Data listing:
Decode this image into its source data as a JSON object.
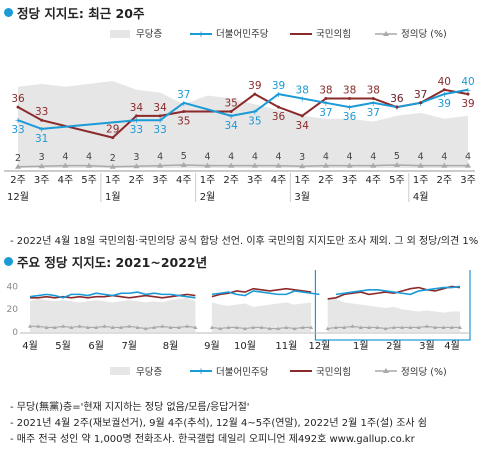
{
  "section1_title": "정당 지지도: 최근 20주",
  "section2_title": "주요 정당 지지도: 2021~2022년",
  "note1": "- 2022년 4월 18일 국민의힘·국민의당 공식 합당 선언. 이후 국민의힘 지지도만 조사",
  "note1b": "제외. 그 외 정당/의견 1%",
  "footnotes": [
    "- 무당(無黨)층='현재 지지하는 정당 없음/모름/응답거절'",
    "- 2021년 4월 2주(재보궐선거), 9월 4주(추석), 12월 4~5주(연말), 2022년 2월 1주(설) 조사 쉼",
    "- 매주 전국 성인 약 1,000명 전화조사. 한국갤럽 데일리 오피니언 제492호 www.gallup.co.kr"
  ],
  "colors": {
    "dem": "#1a9ad6",
    "ppp": "#8b2a2a",
    "justice": "#a9a9a9",
    "nonpartisan": "#e6e6e6",
    "accent": "#1a9ad6"
  },
  "chart_data": [
    {
      "type": "line",
      "title": "정당 지지도: 최근 20주",
      "x": [
        "12월 2주",
        "3주",
        "4주",
        "5주",
        "1월 1주",
        "2주",
        "3주",
        "4주",
        "2월 1주",
        "2주",
        "3주",
        "4주",
        "3월 1주",
        "2주",
        "3주",
        "4주",
        "5주",
        "4월 1주",
        "2주",
        "3주"
      ],
      "x_top": [
        "2주",
        "3주",
        "4주",
        "5주",
        "1주",
        "2주",
        "3주",
        "4주",
        "1주",
        "2주",
        "3주",
        "4주",
        "1주",
        "2주",
        "3주",
        "4주",
        "5주",
        "1주",
        "2주",
        "3주"
      ],
      "x_bottom": [
        {
          "label": "12월",
          "at": 0
        },
        {
          "label": "1월",
          "at": 4
        },
        {
          "label": "2월",
          "at": 8
        },
        {
          "label": "3월",
          "at": 12
        },
        {
          "label": "4월",
          "at": 17
        }
      ],
      "legend": [
        "무당층",
        "더불어민주당",
        "국민의힘",
        "정의당 (%)"
      ],
      "series": [
        {
          "name": "더불어민주당",
          "values": [
            33,
            31,
            null,
            null,
            null,
            33,
            33,
            37,
            null,
            34,
            35,
            39,
            38,
            37,
            36,
            37,
            36,
            37,
            39,
            40
          ]
        },
        {
          "name": "국민의힘",
          "values": [
            36,
            33,
            null,
            null,
            29,
            34,
            34,
            35,
            null,
            35,
            39,
            36,
            34,
            38,
            38,
            38,
            36,
            37,
            40,
            39
          ]
        },
        {
          "name": "정의당",
          "values": [
            2,
            3,
            4,
            4,
            2,
            3,
            4,
            5,
            4,
            4,
            4,
            4,
            3,
            4,
            4,
            4,
            5,
            4,
            4,
            4
          ]
        },
        {
          "name": "무당층",
          "values": [
            28,
            29,
            28,
            29,
            30,
            27,
            26,
            22,
            25,
            24,
            22,
            20,
            18,
            17,
            17,
            16,
            18,
            19,
            17,
            18
          ]
        }
      ],
      "labels_dem": [
        "33",
        "31",
        "",
        "",
        "",
        "33",
        "33",
        "37",
        "",
        "34",
        "35",
        "39",
        "38",
        "37",
        "36",
        "37",
        "36",
        "37",
        "39",
        "40"
      ],
      "labels_ppp": [
        "36",
        "33",
        "",
        "",
        "29",
        "34",
        "34",
        "35",
        "",
        "35",
        "39",
        "36",
        "34",
        "38",
        "38",
        "38",
        "36",
        "37",
        "40",
        "39"
      ],
      "labels_justice": [
        "2",
        "3",
        "4",
        "4",
        "2",
        "3",
        "4",
        "5",
        "4",
        "4",
        "4",
        "4",
        "3",
        "4",
        "4",
        "4",
        "5",
        "4",
        "4",
        "4"
      ]
    },
    {
      "type": "line",
      "title": "주요 정당 지지도: 2021~2022년",
      "yticks": [
        40,
        20,
        0
      ],
      "ylim": [
        0,
        50
      ],
      "months": [
        "4월",
        "5월",
        "6월",
        "7월",
        "8월",
        "9월",
        "10월",
        "11월",
        "12월",
        "1월",
        "2월",
        "3월",
        "4월"
      ],
      "legend": [
        "무당층",
        "더불어민주당",
        "국민의힘",
        "정의당 (%)"
      ],
      "series": [
        {
          "name": "더불어민주당",
          "values": [
            31,
            32,
            33,
            32,
            30,
            33,
            33,
            32,
            34,
            33,
            32,
            34,
            34,
            35,
            33,
            34,
            33,
            33,
            32,
            31,
            30,
            null,
            33,
            34,
            35,
            33,
            32,
            36,
            35,
            34,
            33,
            33,
            36,
            35,
            34,
            33,
            null,
            33,
            34,
            35,
            36,
            37,
            37,
            36,
            35,
            34,
            33,
            36,
            37,
            38,
            39,
            39,
            40
          ]
        },
        {
          "name": "국민의힘",
          "values": [
            30,
            30,
            31,
            30,
            31,
            30,
            31,
            30,
            31,
            31,
            32,
            31,
            30,
            31,
            32,
            31,
            30,
            31,
            32,
            33,
            32,
            null,
            31,
            33,
            34,
            36,
            35,
            38,
            37,
            36,
            37,
            38,
            37,
            36,
            35,
            null,
            29,
            30,
            33,
            34,
            35,
            33,
            34,
            35,
            34,
            36,
            38,
            39,
            37,
            36,
            38,
            40,
            39
          ]
        },
        {
          "name": "정의당",
          "values": [
            5,
            5,
            4,
            4,
            5,
            4,
            5,
            4,
            4,
            5,
            4,
            4,
            5,
            4,
            3,
            4,
            5,
            4,
            4,
            5,
            4,
            null,
            4,
            3,
            4,
            4,
            3,
            4,
            4,
            3,
            3,
            4,
            3,
            4,
            4,
            null,
            3,
            4,
            4,
            5,
            4,
            4,
            4,
            3,
            4,
            4,
            4,
            4,
            5,
            4,
            4,
            4,
            4
          ]
        },
        {
          "name": "무당층",
          "values": [
            27,
            29,
            28,
            27,
            28,
            27,
            26,
            27,
            28,
            27,
            26,
            27,
            28,
            27,
            26,
            27,
            26,
            28,
            29,
            30,
            27,
            null,
            26,
            24,
            23,
            24,
            25,
            22,
            23,
            24,
            25,
            26,
            24,
            25,
            26,
            null,
            30,
            29,
            26,
            25,
            24,
            23,
            22,
            21,
            22,
            20,
            19,
            18,
            19,
            18,
            17,
            18,
            18
          ]
        }
      ]
    }
  ]
}
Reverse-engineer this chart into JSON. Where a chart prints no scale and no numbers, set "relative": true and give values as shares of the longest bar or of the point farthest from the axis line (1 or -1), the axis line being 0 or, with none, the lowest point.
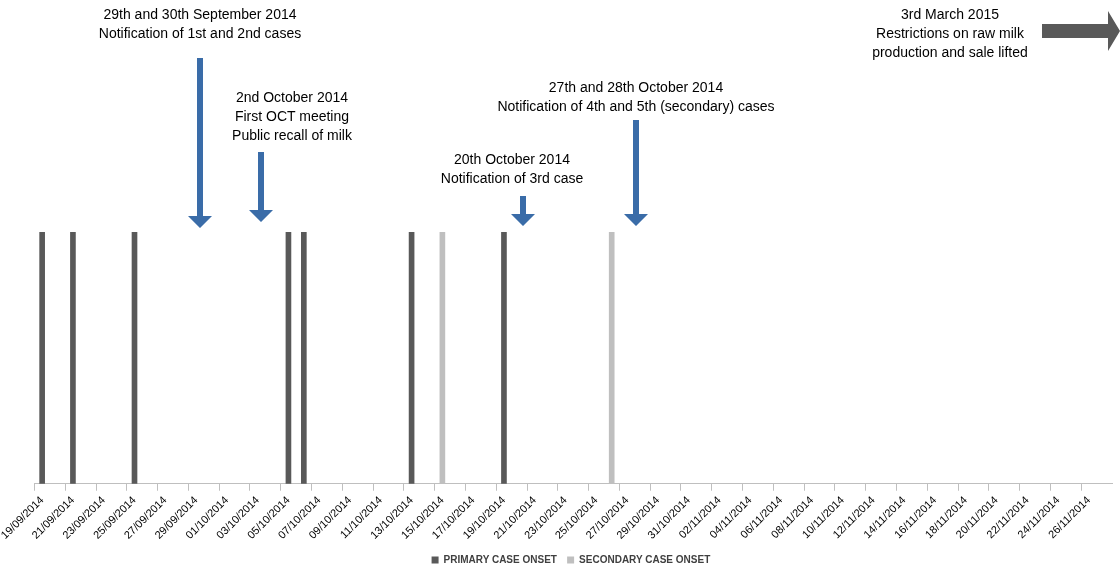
{
  "chart_data": {
    "type": "bar",
    "stacked": true,
    "relative": true,
    "grid": false,
    "legend": "bottom",
    "categories": [
      "19/09/2014",
      null,
      "21/09/2014",
      null,
      "23/09/2014",
      null,
      "25/09/2014",
      null,
      "27/09/2014",
      null,
      "29/09/2014",
      null,
      "01/10/2014",
      null,
      "03/10/2014",
      null,
      "05/10/2014",
      null,
      "07/10/2014",
      null,
      "09/10/2014",
      null,
      "11/10/2014",
      null,
      "13/10/2014",
      null,
      "15/10/2014",
      null,
      "17/10/2014",
      null,
      "19/10/2014",
      null,
      "21/10/2014",
      null,
      "23/10/2014",
      null,
      "25/10/2014",
      null,
      "27/10/2014",
      null,
      "29/10/2014",
      null,
      "31/10/2014",
      null,
      "02/11/2014",
      null,
      "04/11/2014",
      null,
      "06/11/2014",
      null,
      "08/11/2014",
      null,
      "10/11/2014",
      null,
      "12/11/2014",
      null,
      "14/11/2014",
      null,
      "16/11/2014",
      null,
      "18/11/2014",
      null,
      "20/11/2014",
      null,
      "22/11/2014",
      null,
      "24/11/2014",
      null,
      "26/11/2014",
      null
    ],
    "series": [
      {
        "name": "PRIMARY CASE ONSET",
        "color": "#595959",
        "values": [
          1,
          null,
          1,
          null,
          null,
          null,
          1,
          null,
          null,
          null,
          null,
          null,
          null,
          null,
          null,
          null,
          1,
          1,
          null,
          null,
          null,
          null,
          null,
          null,
          1,
          null,
          null,
          null,
          null,
          null,
          1,
          null,
          null,
          null,
          null,
          null,
          null,
          null,
          null,
          null,
          null,
          null,
          null,
          null,
          null,
          null,
          null,
          null,
          null,
          null,
          null,
          null,
          null,
          null,
          null,
          null,
          null,
          null,
          null,
          null,
          null,
          null,
          null,
          null,
          null,
          null,
          null,
          null,
          null,
          null
        ]
      },
      {
        "name": "SECONDARY CASE ONSET",
        "color": "#bfbfbf",
        "values": [
          null,
          null,
          null,
          null,
          null,
          null,
          null,
          null,
          null,
          null,
          null,
          null,
          null,
          null,
          null,
          null,
          null,
          null,
          null,
          null,
          null,
          null,
          null,
          null,
          null,
          null,
          1,
          null,
          null,
          null,
          null,
          null,
          null,
          null,
          null,
          null,
          null,
          1,
          null,
          null,
          null,
          null,
          null,
          null,
          null,
          null,
          null,
          null,
          null,
          null,
          null,
          null,
          null,
          null,
          null,
          null,
          null,
          null,
          null,
          null,
          null,
          null,
          null,
          null,
          null,
          null,
          null,
          null,
          null,
          null
        ]
      }
    ],
    "annotations": [
      "29th and 30th September 2014\nNotification of 1st and 2nd cases",
      "2nd October 2014\nFirst OCT meeting\nPublic recall of milk",
      "20th October 2014\nNotification of 3rd case",
      "27th and 28th October 2014\nNotification of 4th and 5th (secondary) cases",
      "3rd March 2015\nRestrictions on raw milk\nproduction and sale lifted"
    ]
  }
}
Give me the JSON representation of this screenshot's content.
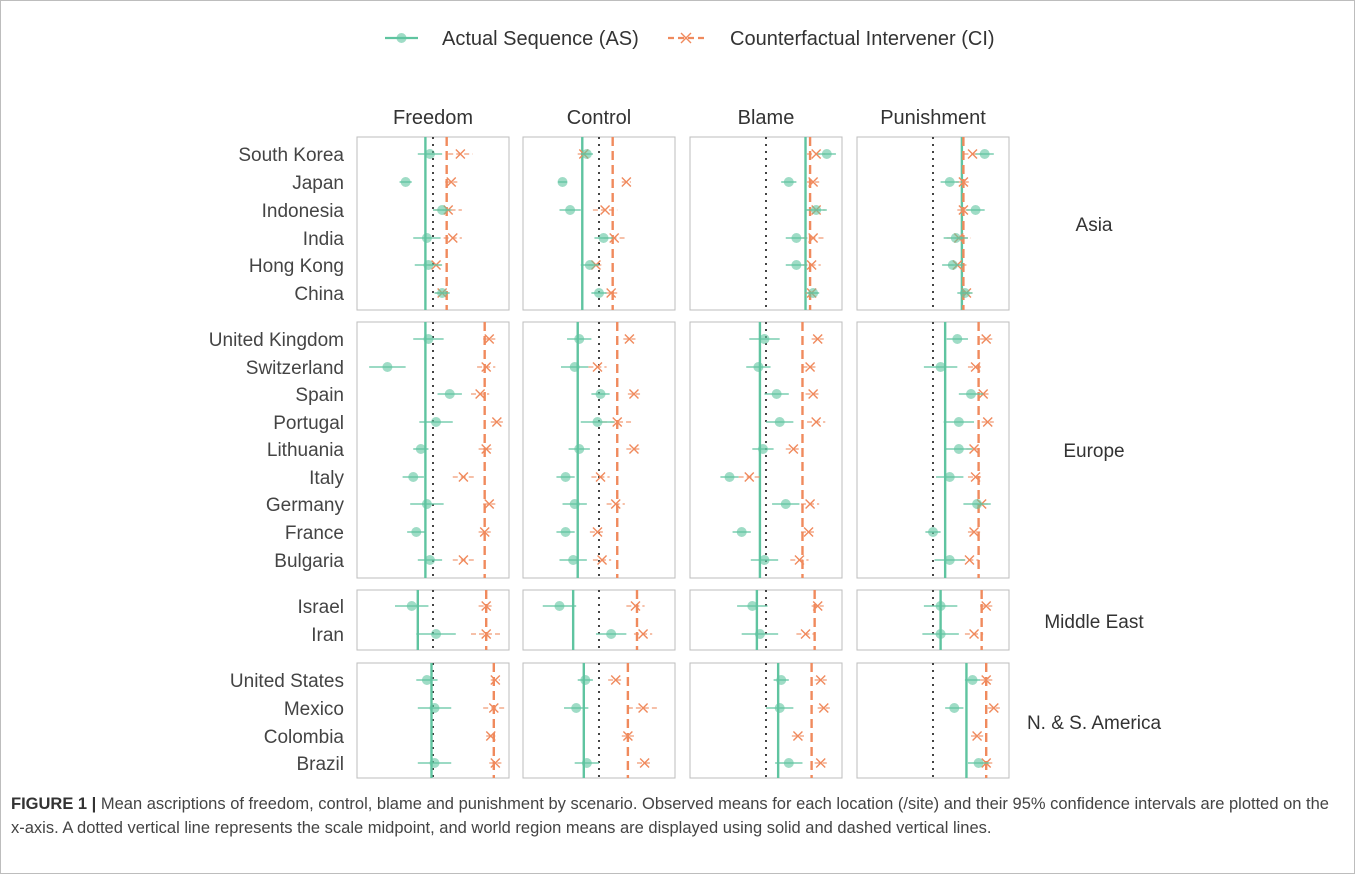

To be done ▸ Working from the listing above, pick out every line that has "October" and copy it.

Worked answer ▸
      "2nd October 2014\nFirst OCT meeting\nPublic recall of milk",
      "20th October 2014\nNotification of 3rd case",
      "27th and 28th October 2014\nNotification of 4th and 5th (secondary) cases",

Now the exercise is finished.